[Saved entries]

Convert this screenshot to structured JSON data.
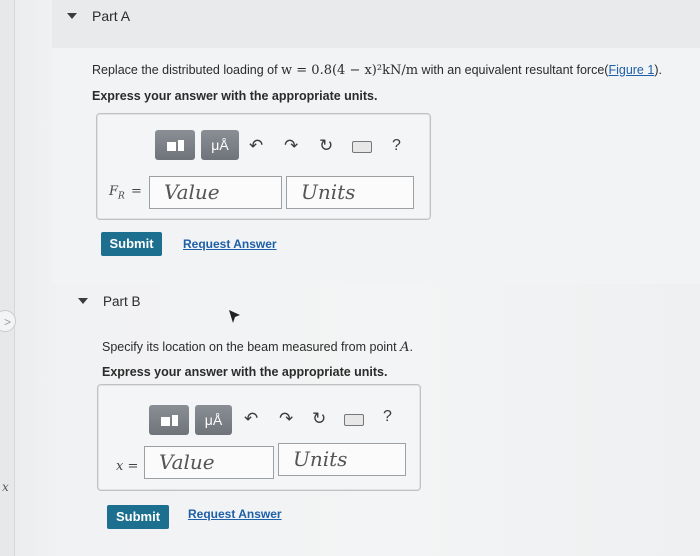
{
  "part_a": {
    "title": "Part A",
    "question_prefix": "Replace the distributed loading of ",
    "question_formula": "w = 0.8(4 − x)²kN/m",
    "question_middle": " with an equivalent resultant force(",
    "figure_link": "Figure 1",
    "question_suffix": ").",
    "instruction": "Express your answer with the appropriate units.",
    "variable": "F",
    "variable_sub": "R",
    "equals": "=",
    "value_placeholder": "Value",
    "units_placeholder": "Units",
    "submit_label": "Submit",
    "request_label": "Request Answer"
  },
  "part_b": {
    "title": "Part B",
    "question_prefix": "Specify its location on the beam measured from point ",
    "question_point": "A",
    "question_suffix": ".",
    "instruction": "Express your answer with the appropriate units.",
    "variable": "x",
    "equals": "=",
    "value_placeholder": "Value",
    "units_placeholder": "Units",
    "submit_label": "Submit",
    "request_label": "Request Answer"
  },
  "toolbar": {
    "mu_label": "μÅ",
    "undo_glyph": "↶",
    "redo_glyph": "↷",
    "reset_glyph": "↻",
    "help_glyph": "?"
  },
  "side": {
    "chevron": ">",
    "x_mark": "x"
  },
  "colors": {
    "submit": "#1d6f8f",
    "link": "#1d5fa8",
    "toolbar_button": "#7a7f86"
  }
}
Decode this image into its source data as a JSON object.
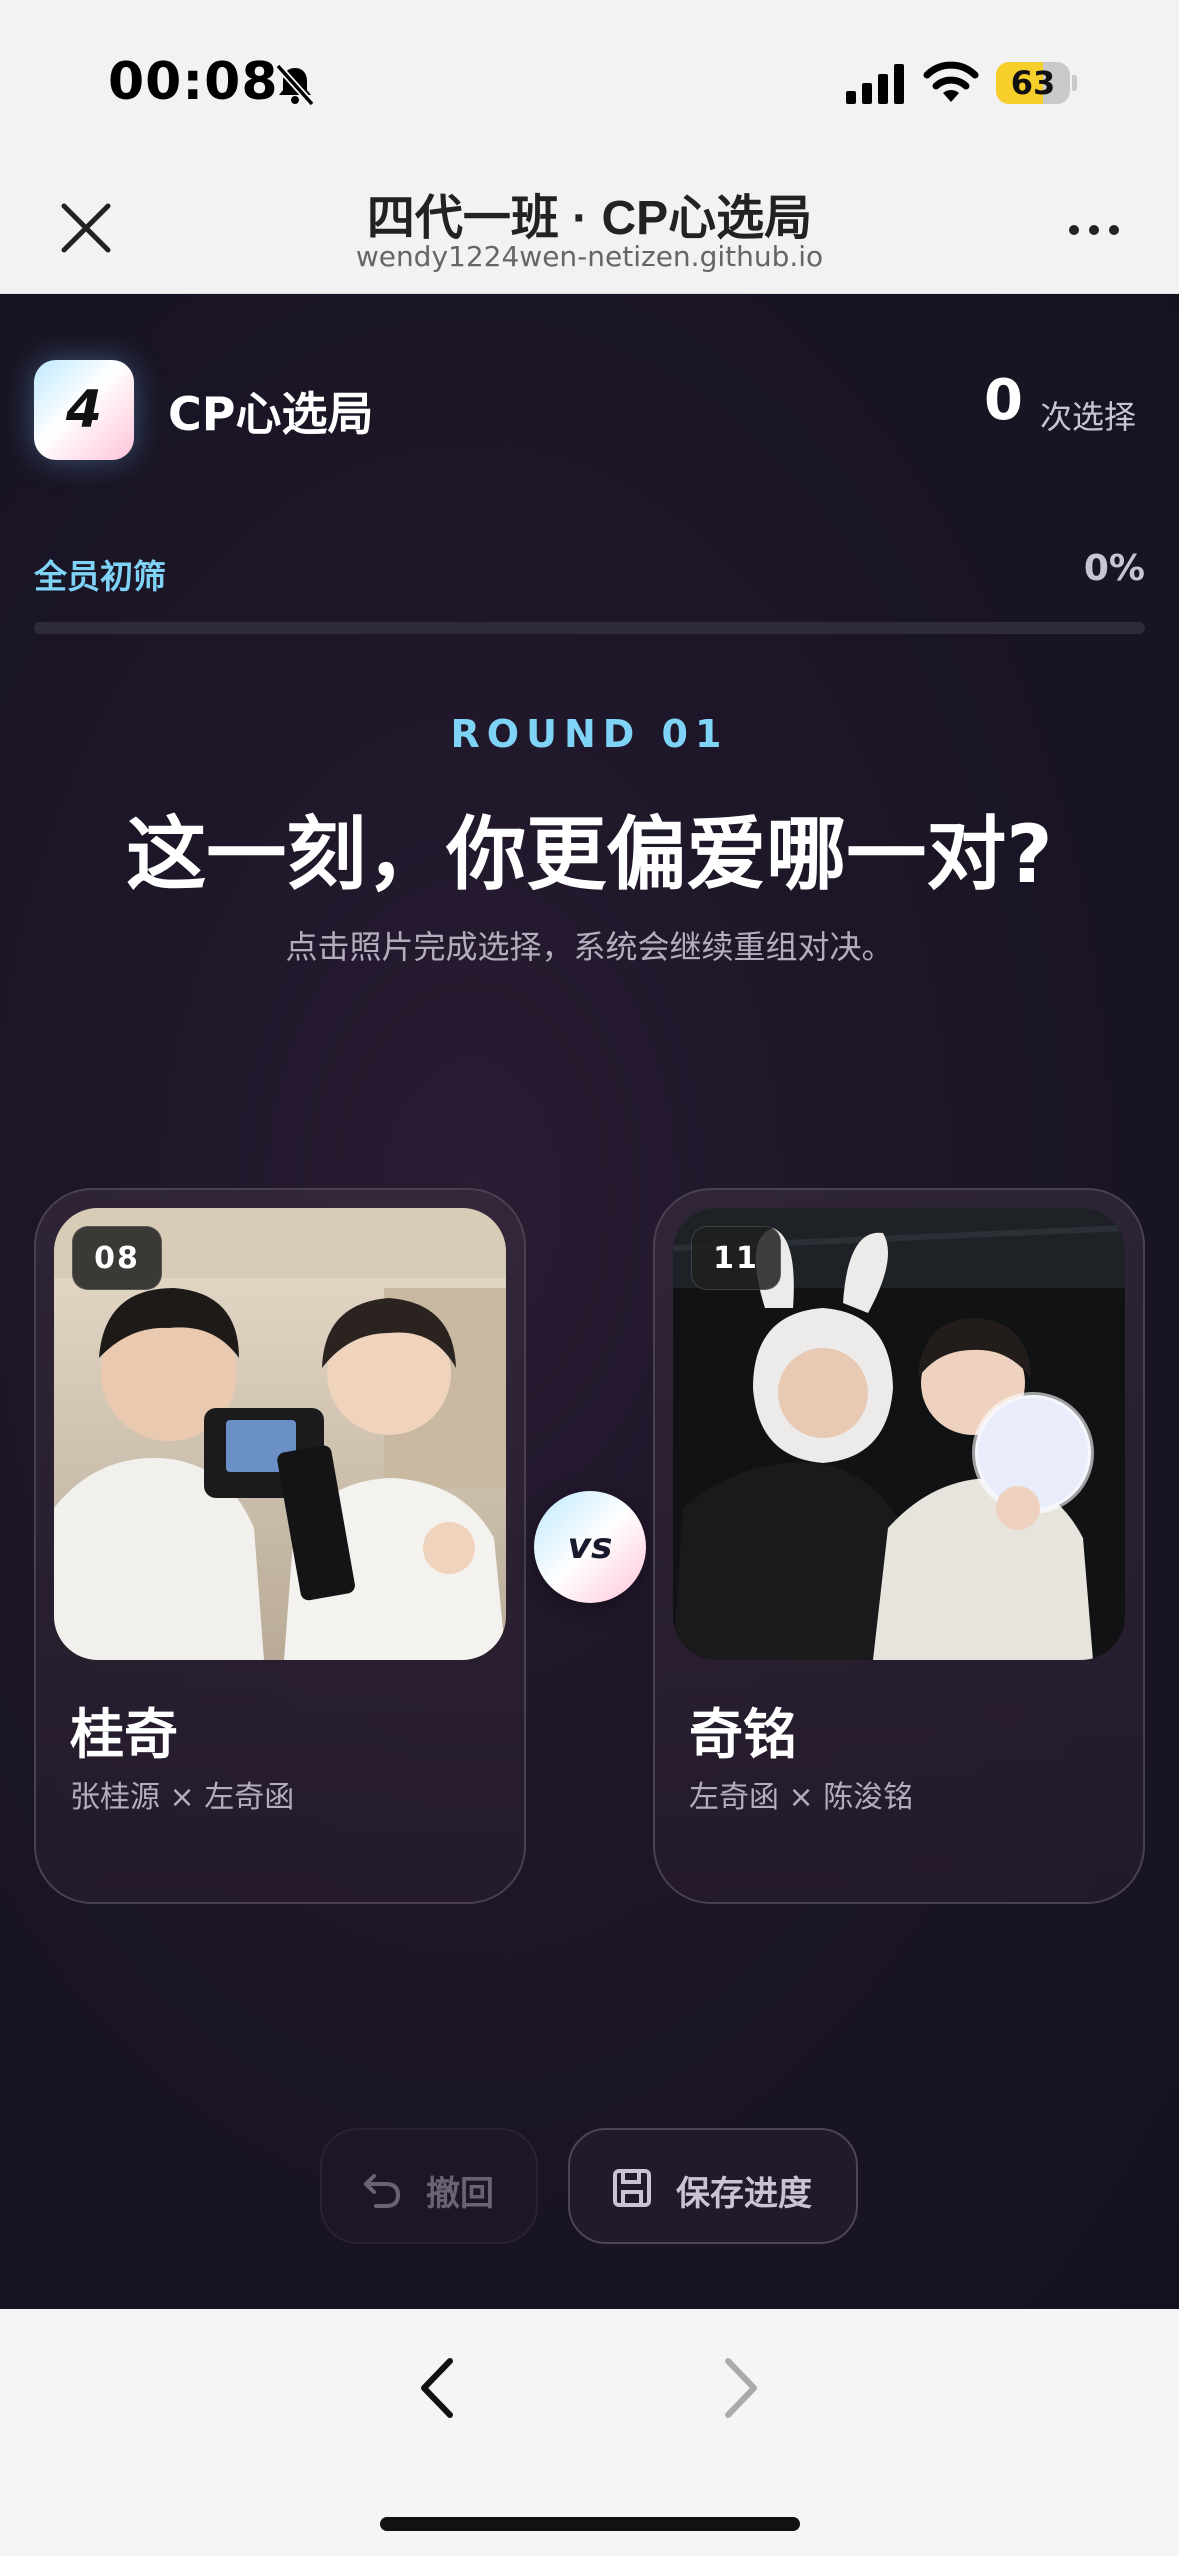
{
  "status_bar": {
    "time": "00:08",
    "battery_level": "63",
    "icons": [
      "bell-slash-icon",
      "cellular-signal-icon",
      "wifi-icon",
      "battery-icon"
    ]
  },
  "browser": {
    "title": "四代一班 · CP心选局",
    "url": "wendy1224wen-netizen.github.io",
    "icons": [
      "close-icon",
      "more-icon",
      "back-arrow-icon",
      "forward-arrow-icon"
    ]
  },
  "app": {
    "logo_text": "4",
    "name": "CP心选局",
    "choice_count": "0",
    "choice_count_label": "次选择",
    "stage_label": "全员初筛",
    "progress_text": "0%",
    "progress": 0,
    "round_label": "ROUND 01",
    "question": "这一刻，你更偏爱哪一对?",
    "hint": "点击照片完成选择，系统会继续重组对决。",
    "vs_label": "vs",
    "accent_color": "#7fd3f7",
    "pink_color": "#ffc3d9"
  },
  "cards": [
    {
      "badge": "08",
      "name": "桂奇",
      "members": "张桂源 × 左奇函"
    },
    {
      "badge": "11",
      "name": "奇铭",
      "members": "左奇函 × 陈浚铭"
    }
  ],
  "actions": {
    "undo_label": "撤回",
    "save_label": "保存进度"
  }
}
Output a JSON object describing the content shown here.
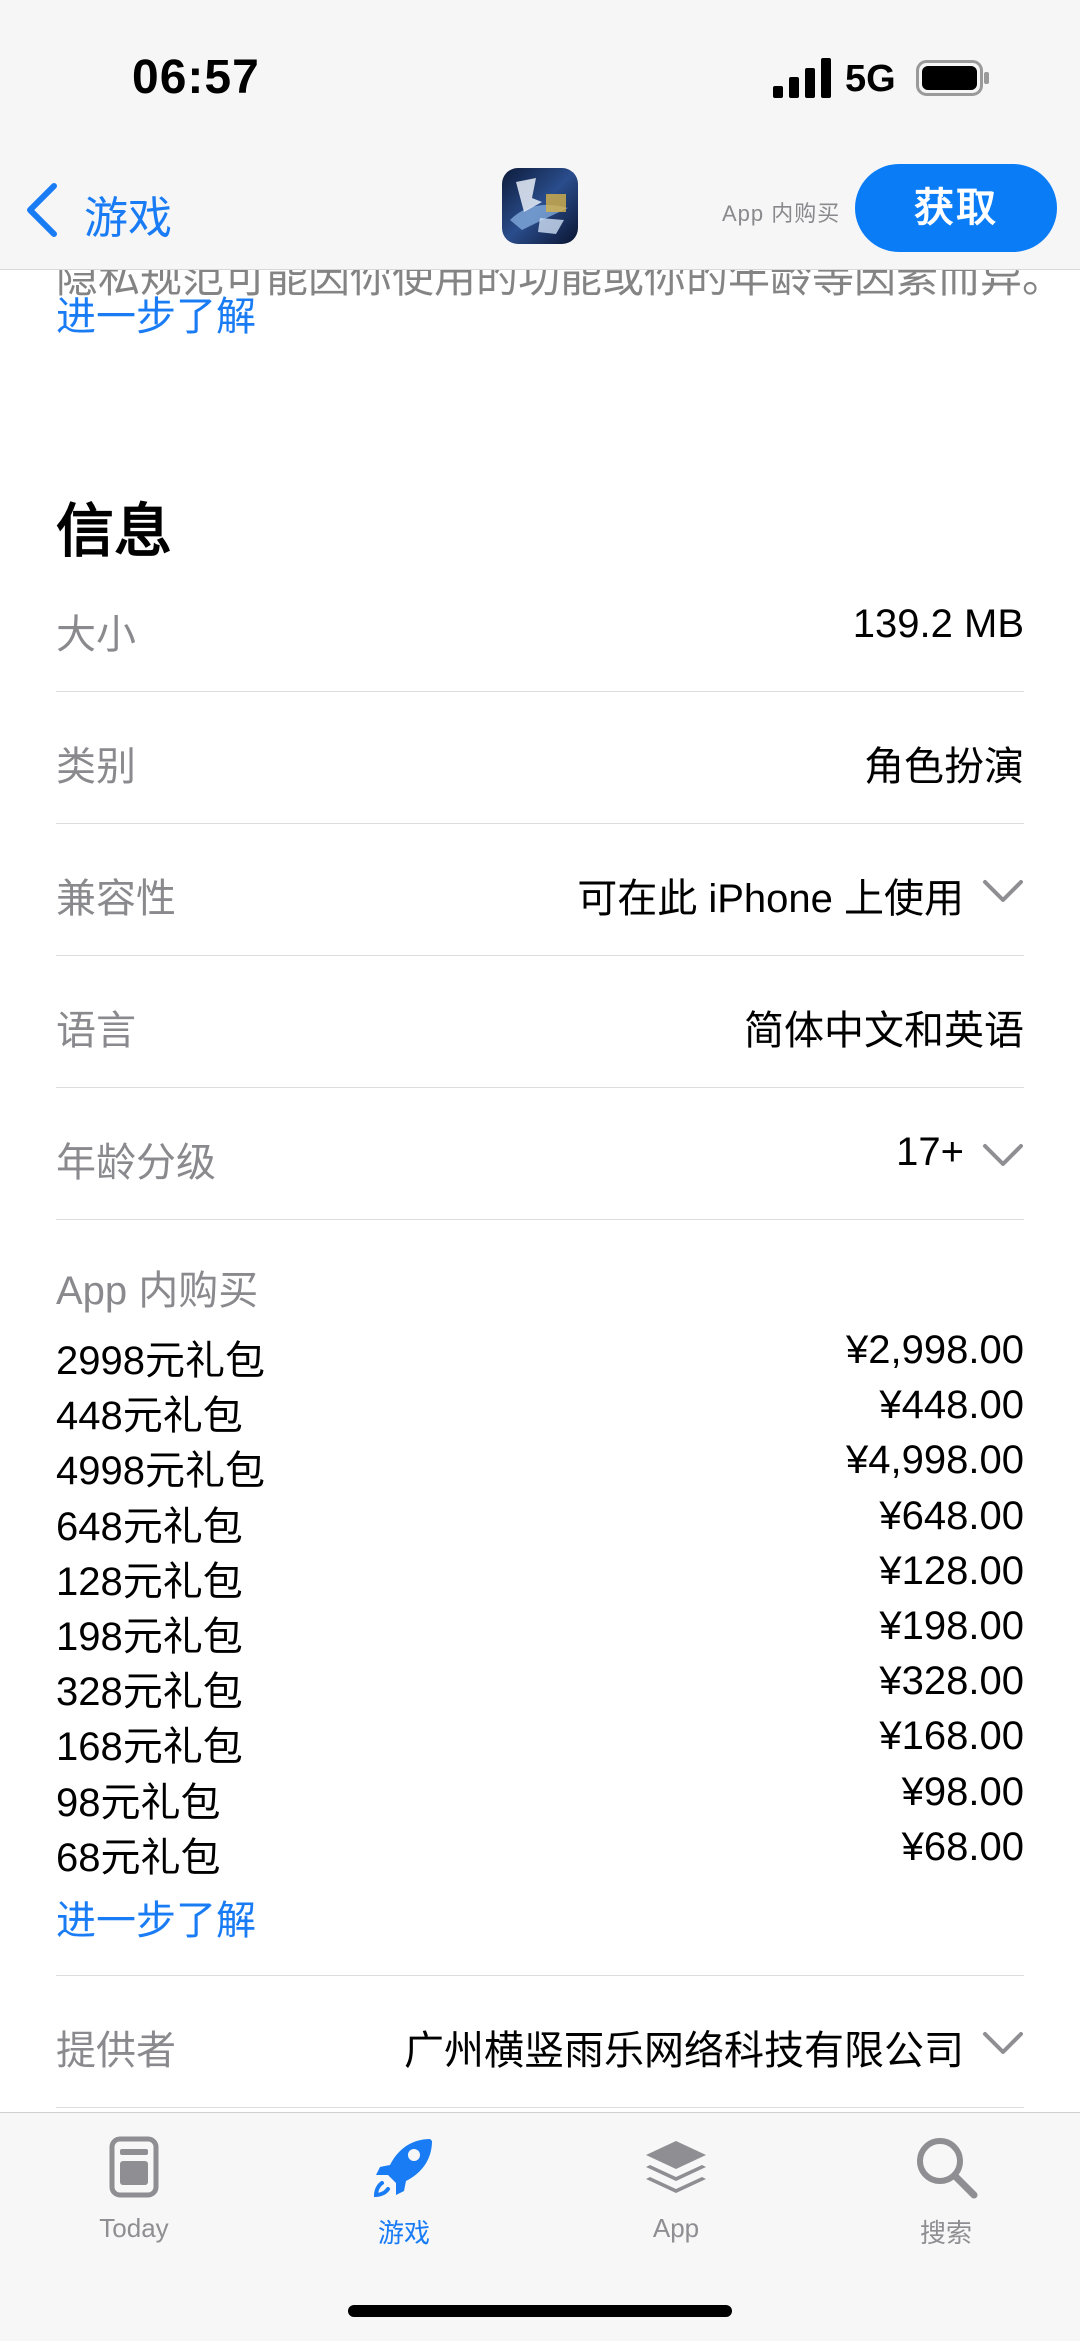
{
  "status_bar": {
    "time": "06:57",
    "network": "5G"
  },
  "nav": {
    "back_label": "游戏",
    "iap_note": "App 内购买",
    "get_label": "获取"
  },
  "top": {
    "cut_text": "隐私规范可能因你使用的功能或你的年龄等因素而异。",
    "learn_more": "进一步了解"
  },
  "info": {
    "title": "信息",
    "rows": [
      {
        "label": "大小",
        "value": "139.2 MB"
      },
      {
        "label": "类别",
        "value": "角色扮演"
      },
      {
        "label": "兼容性",
        "value": "可在此 iPhone 上使用"
      },
      {
        "label": "语言",
        "value": "简体中文和英语"
      },
      {
        "label": "年龄分级",
        "value": "17+"
      }
    ],
    "iap": {
      "title": "App 内购买",
      "items": [
        {
          "name": "2998元礼包",
          "price": "¥2,998.00"
        },
        {
          "name": "448元礼包",
          "price": "¥448.00"
        },
        {
          "name": "4998元礼包",
          "price": "¥4,998.00"
        },
        {
          "name": "648元礼包",
          "price": "¥648.00"
        },
        {
          "name": "128元礼包",
          "price": "¥128.00"
        },
        {
          "name": "198元礼包",
          "price": "¥198.00"
        },
        {
          "name": "328元礼包",
          "price": "¥328.00"
        },
        {
          "name": "168元礼包",
          "price": "¥168.00"
        },
        {
          "name": "98元礼包",
          "price": "¥98.00"
        },
        {
          "name": "68元礼包",
          "price": "¥68.00"
        }
      ],
      "learn_more": "进一步了解"
    },
    "provider": {
      "label": "提供者",
      "value": "广州横竖雨乐网络科技有限公司"
    }
  },
  "tabs": [
    {
      "label": "Today",
      "icon": "today-icon",
      "active": false
    },
    {
      "label": "游戏",
      "icon": "rocket-icon",
      "active": true
    },
    {
      "label": "App",
      "icon": "layers-icon",
      "active": false
    },
    {
      "label": "搜索",
      "icon": "search-icon",
      "active": false
    }
  ],
  "colors": {
    "accent": "#1a7cf5",
    "get_button": "#0a7cf6",
    "secondary_text": "#8a8a8e"
  }
}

Problem to solve
Filter the records above and return every line that holds the word "data".

Correct answer
Convert this screenshot to structured JSON data.
Decode this image into its source data as a JSON object.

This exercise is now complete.